[Saved data entries]

^^^^^^^^^^^^^^^^

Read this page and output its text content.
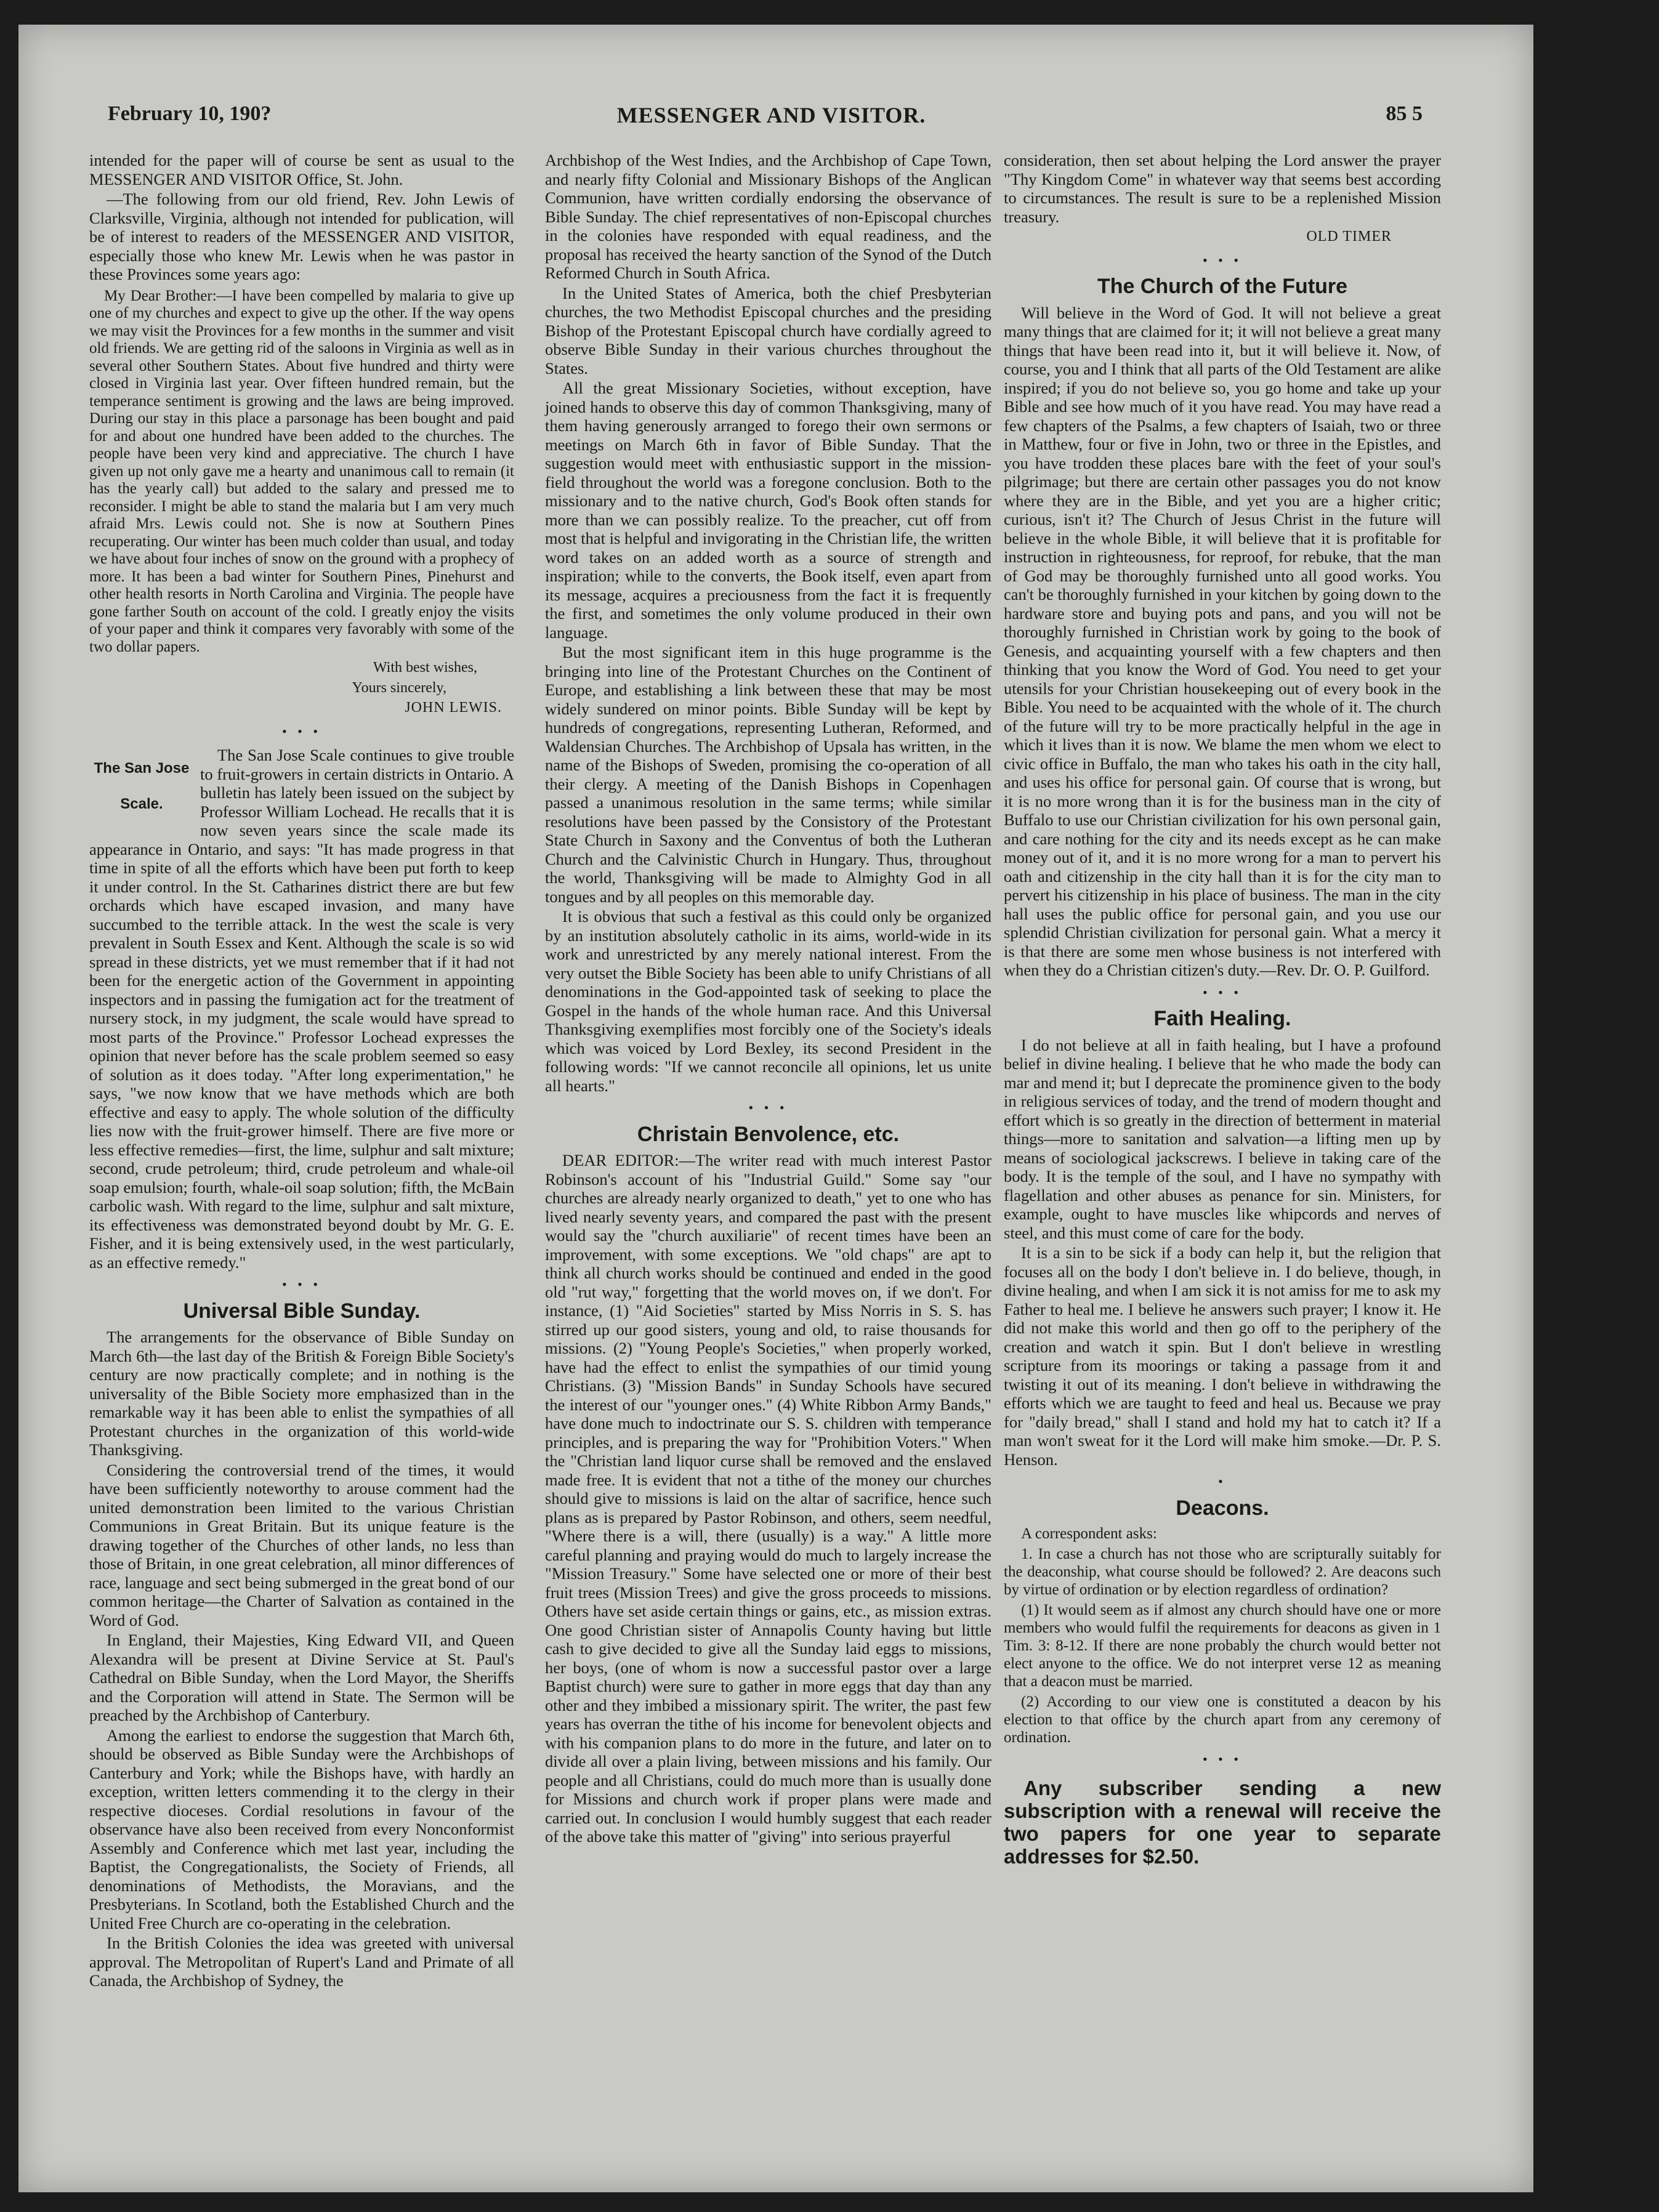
February 10, 190?	MESSENGER AND VISITOR.	85 5

intended for the paper will of course be sent as usual to the MESSENGER AND VISITOR Office, St. John.

—The following from our old friend, Rev. John Lewis of Clarksville, Virginia, although not intended for publication, will be of interest to readers of the MESSENGER AND VISITOR, especially those who knew Mr. Lewis when he was pastor in these Provinces some years ago:

My Dear Brother:—I have been compelled by malaria to give up one of my churches and expect to give up the other. If the way opens we may visit the Provinces for a few months in the summer and visit old friends. We are getting rid of the saloons in Virginia as well as in several other Southern States. About five hundred and thirty were closed in Virginia last year. Over fifteen hundred remain, but the temperance sentiment is growing and the laws are being improved. During our stay in this place a parsonage has been bought and paid for and about one hundred have been added to the churches. The people have been very kind and appreciative. The church I have given up not only gave me a hearty and unanimous call to remain (it has the yearly call) but added to the salary and pressed me to reconsider. I might be able to stand the malaria but I am very much afraid Mrs. Lewis could not. She is now at Southern Pines recuperating. Our winter has been much colder than usual, and today we have about four inches of snow on the ground with a prophecy of more. It has been a bad winter for Southern Pines, Pinehurst and other health resorts in North Carolina and Virginia. The people have gone farther South on account of the cold. I greatly enjoy the visits of your paper and think it compares very favorably with some of the two dollar papers.

With best wishes,
Yours sincerely,
JOHN LEWIS.
• • •
The San Jose
Scale.

The San Jose Scale continues to give trouble to fruit-growers in certain districts in Ontario. A bulletin has lately been issued on the subject by Professor William Lochead. He recalls that it is now seven years since the scale made its appearance in Ontario, and says: "It has made progress in that time in spite of all the efforts which have been put forth to keep it under control. In the St. Catharines district there are but few orchards which have escaped invasion, and many have succumbed to the terrible attack. In the west the scale is very prevalent in South Essex and Kent. Although the scale is so wid spread in these districts, yet we must remember that if it had not been for the energetic action of the Government in appointing inspectors and in passing the fumigation act for the treatment of nursery stock, in my judgment, the scale would have spread to most parts of the Province." Professor Lochead expresses the opinion that never before has the scale problem seemed so easy of solution as it does today. "After long experimentation," he says, "we now know that we have methods which are both effective and easy to apply. The whole solution of the difficulty lies now with the fruit-grower himself. There are five more or less effective remedies—first, the lime, sulphur and salt mixture; second, crude petroleum; third, crude petroleum and whale-oil soap emulsion; fourth, whale-oil soap solution; fifth, the McBain carbolic wash. With regard to the lime, sulphur and salt mixture, its effectiveness was demonstrated beyond doubt by Mr. G. E. Fisher, and it is being extensively used, in the west particularly, as an effective remedy."

• • •
Universal Bible Sunday.

The arrangements for the observance of Bible Sunday on March 6th—the last day of the British & Foreign Bible Society's century are now practically complete; and in nothing is the universality of the Bible Society more emphasized than in the remarkable way it has been able to enlist the sympathies of all Protestant churches in the organization of this world-wide Thanksgiving.

Considering the controversial trend of the times, it would have been sufficiently noteworthy to arouse comment had the united demonstration been limited to the various Christian Communions in Great Britain. But its unique feature is the drawing together of the Churches of other lands, no less than those of Britain, in one great celebration, all minor differences of race, language and sect being submerged in the great bond of our common heritage—the Charter of Salvation as contained in the Word of God.

In England, their Majesties, King Edward VII, and Queen Alexandra will be present at Divine Service at St. Paul's Cathedral on Bible Sunday, when the Lord Mayor, the Sheriffs and the Corporation will attend in State. The Sermon will be preached by the Archbishop of Canterbury.

Among the earliest to endorse the suggestion that March 6th, should be observed as Bible Sunday were the Archbishops of Canterbury and York; while the Bishops have, with hardly an exception, written letters commending it to the clergy in their respective dioceses. Cordial resolutions in favour of the observance have also been received from every Nonconformist Assembly and Conference which met last year, including the Baptist, the Congregationalists, the Society of Friends, all denominations of Methodists, the Moravians, and the Presbyterians. In Scotland, both the Established Church and the United Free Church are co-operating in the celebration.

In the British Colonies the idea was greeted with universal approval. The Metropolitan of Rupert's Land and Primate of all Canada, the Archbishop of Sydney, the

Archbishop of the West Indies, and the Archbishop of Cape Town, and nearly fifty Colonial and Missionary Bishops of the Anglican Communion, have written cordially endorsing the observance of Bible Sunday. The chief representatives of non-Episcopal churches in the colonies have responded with equal readiness, and the proposal has received the hearty sanction of the Synod of the Dutch Reformed Church in South Africa.

In the United States of America, both the chief Presbyterian churches, the two Methodist Episcopal churches and the presiding Bishop of the Protestant Episcopal church have cordially agreed to observe Bible Sunday in their various churches throughout the States.

All the great Missionary Societies, without exception, have joined hands to observe this day of common Thanksgiving, many of them having generously arranged to forego their own sermons or meetings on March 6th in favor of Bible Sunday. That the suggestion would meet with enthusiastic support in the mission-field throughout the world was a foregone conclusion. Both to the missionary and to the native church, God's Book often stands for more than we can possibly realize. To the preacher, cut off from most that is helpful and invigorating in the Christian life, the written word takes on an added worth as a source of strength and inspiration; while to the converts, the Book itself, even apart from its message, acquires a preciousness from the fact it is frequently the first, and sometimes the only volume produced in their own language.

But the most significant item in this huge programme is the bringing into line of the Protestant Churches on the Continent of Europe, and establishing a link between these that may be most widely sundered on minor points. Bible Sunday will be kept by hundreds of congregations, representing Lutheran, Reformed, and Waldensian Churches. The Archbishop of Upsala has written, in the name of the Bishops of Sweden, promising the co-operation of all their clergy. A meeting of the Danish Bishops in Copenhagen passed a unanimous resolution in the same terms; while similar resolutions have been passed by the Consistory of the Protestant State Church in Saxony and the Conventus of both the Lutheran Church and the Calvinistic Church in Hungary. Thus, throughout the world, Thanksgiving will be made to Almighty God in all tongues and by all peoples on this memorable day.

It is obvious that such a festival as this could only be organized by an institution absolutely catholic in its aims, world-wide in its work and unrestricted by any merely national interest. From the very outset the Bible Society has been able to unify Christians of all denominations in the God-appointed task of seeking to place the Gospel in the hands of the whole human race. And this Universal Thanksgiving exemplifies most forcibly one of the Society's ideals which was voiced by Lord Bexley, its second President in the following words: "If we cannot reconcile all opinions, let us unite all hearts."

• • •
Christain Benvolence, etc.

DEAR EDITOR:—The writer read with much interest Pastor Robinson's account of his "Industrial Guild." Some say "our churches are already nearly organized to death," yet to one who has lived nearly seventy years, and compared the past with the present would say the "church auxiliarie" of recent times have been an improvement, with some exceptions. We "old chaps" are apt to think all church works should be continued and ended in the good old "rut way," forgetting that the world moves on, if we don't. For instance, (1) "Aid Societies" started by Miss Norris in S. S. has stirred up our good sisters, young and old, to raise thousands for missions. (2) "Young People's Societies," when properly worked, have had the effect to enlist the sympathies of our timid young Christians. (3) "Mission Bands" in Sunday Schools have secured the interest of our "younger ones." (4) White Ribbon Army Bands," have done much to indoctrinate our S. S. children with temperance principles, and is preparing the way for "Prohibition Voters." When the "Christian land liquor curse shall be removed and the enslaved made free. It is evident that not a tithe of the money our churches should give to missions is laid on the altar of sacrifice, hence such plans as is prepared by Pastor Robinson, and others, seem needful, "Where there is a will, there (usually) is a way." A little more careful planning and praying would do much to largely increase the "Mission Treasury." Some have selected one or more of their best fruit trees (Mission Trees) and give the gross proceeds to missions. Others have set aside certain things or gains, etc., as mission extras. One good Christian sister of Annapolis County having but little cash to give decided to give all the Sunday laid eggs to missions, her boys, (one of whom is now a successful pastor over a large Baptist church) were sure to gather in more eggs that day than any other and they imbibed a missionary spirit. The writer, the past few years has overran the tithe of his income for benevolent objects and with his companion plans to do more in the future, and later on to divide all over a plain living, between missions and his family. Our people and all Christians, could do much more than is usually done for Missions and church work if proper plans were made and carried out. In conclusion I would humbly suggest that each reader of the above take this matter of "giving" into serious prayerful

consideration, then set about helping the Lord answer the prayer "Thy Kingdom Come" in whatever way that seems best according to circumstances. The result is sure to be a replenished Mission treasury.

OLD TIMER
• • •
The Church of the Future

Will believe in the Word of God. It will not believe a great many things that are claimed for it; it will not believe a great many things that have been read into it, but it will believe it. Now, of course, you and I think that all parts of the Old Testament are alike inspired; if you do not believe so, you go home and take up your Bible and see how much of it you have read. You may have read a few chapters of the Psalms, a few chapters of Isaiah, two or three in Matthew, four or five in John, two or three in the Epistles, and you have trodden these places bare with the feet of your soul's pilgrimage; but there are certain other passages you do not know where they are in the Bible, and yet you are a higher critic; curious, isn't it? The Church of Jesus Christ in the future will believe in the whole Bible, it will believe that it is profitable for instruction in righteousness, for reproof, for rebuke, that the man of God may be thoroughly furnished unto all good works. You can't be thoroughly furnished in your kitchen by going down to the hardware store and buying pots and pans, and you will not be thoroughly furnished in Christian work by going to the book of Genesis, and acquainting yourself with a few chapters and then thinking that you know the Word of God. You need to get your utensils for your Christian housekeeping out of every book in the Bible. You need to be acquainted with the whole of it. The church of the future will try to be more practically helpful in the age in which it lives than it is now. We blame the men whom we elect to civic office in Buffalo, the man who takes his oath in the city hall, and uses his office for personal gain. Of course that is wrong, but it is no more wrong than it is for the business man in the city of Buffalo to use our Christian civilization for his own personal gain, and care nothing for the city and its needs except as he can make money out of it, and it is no more wrong for a man to pervert his oath and citizenship in the city hall than it is for the city man to pervert his citizenship in his place of business. The man in the city hall uses the public office for personal gain, and you use our splendid Christian civilization for personal gain. What a mercy it is that there are some men whose business is not interfered with when they do a Christian citizen's duty.—Rev. Dr. O. P. Guilford.

• • •
Faith Healing.

I do not believe at all in faith healing, but I have a profound belief in divine healing. I believe that he who made the body can mar and mend it; but I deprecate the prominence given to the body in religious services of today, and the trend of modern thought and effort which is so greatly in the direction of betterment in material things—more to sanitation and salvation—a lifting men up by means of sociological jackscrews. I believe in taking care of the body. It is the temple of the soul, and I have no sympathy with flagellation and other abuses as penance for sin. Ministers, for example, ought to have muscles like whipcords and nerves of steel, and this must come of care for the body.

It is a sin to be sick if a body can help it, but the religion that focuses all on the body I don't believe in. I do believe, though, in divine healing, and when I am sick it is not amiss for me to ask my Father to heal me. I believe he answers such prayer; I know it. He did not make this world and then go off to the periphery of the creation and watch it spin. But I don't believe in wrestling scripture from its moorings or taking a passage from it and twisting it out of its meaning. I don't believe in withdrawing the efforts which we are taught to feed and heal us. Because we pray for "daily bread," shall I stand and hold my hat to catch it? If a man won't sweat for it the Lord will make him smoke.—Dr. P. S. Henson.

•
Deacons.

A correspondent asks:

1. In case a church has not those who are scripturally suitably for the deaconship, what course should be followed? 2. Are deacons such by virtue of ordination or by election regardless of ordination?

(1) It would seem as if almost any church should have one or more members who would fulfil the requirements for deacons as given in 1 Tim. 3: 8-12. If there are none probably the church would better not elect anyone to the office. We do not interpret verse 12 as meaning that a deacon must be married.

(2) According to our view one is constituted a deacon by his election to that office by the church apart from any ceremony of ordination.

• • •
Any subscriber sending a new subscription with a renewal will receive the two papers for one year to separate addresses for $2.50.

^^^^^^^^^^^^^^^^

Each line above with the string "VISITOR" in it should be located and copied.

## Solution to the problem
February 10, 190?	MESSENGER AND VISITOR.	85 5
intended for the paper will of course be sent as usual to the MESSENGER AND VISITOR Office, St. John.
—The following from our old friend, Rev. John Lewis of Clarksville, Virginia, although not intended for publication, will be of interest to readers of the MESSENGER AND VISITOR, especially those who knew Mr. Lewis when he was pastor in these Provinces some years ago:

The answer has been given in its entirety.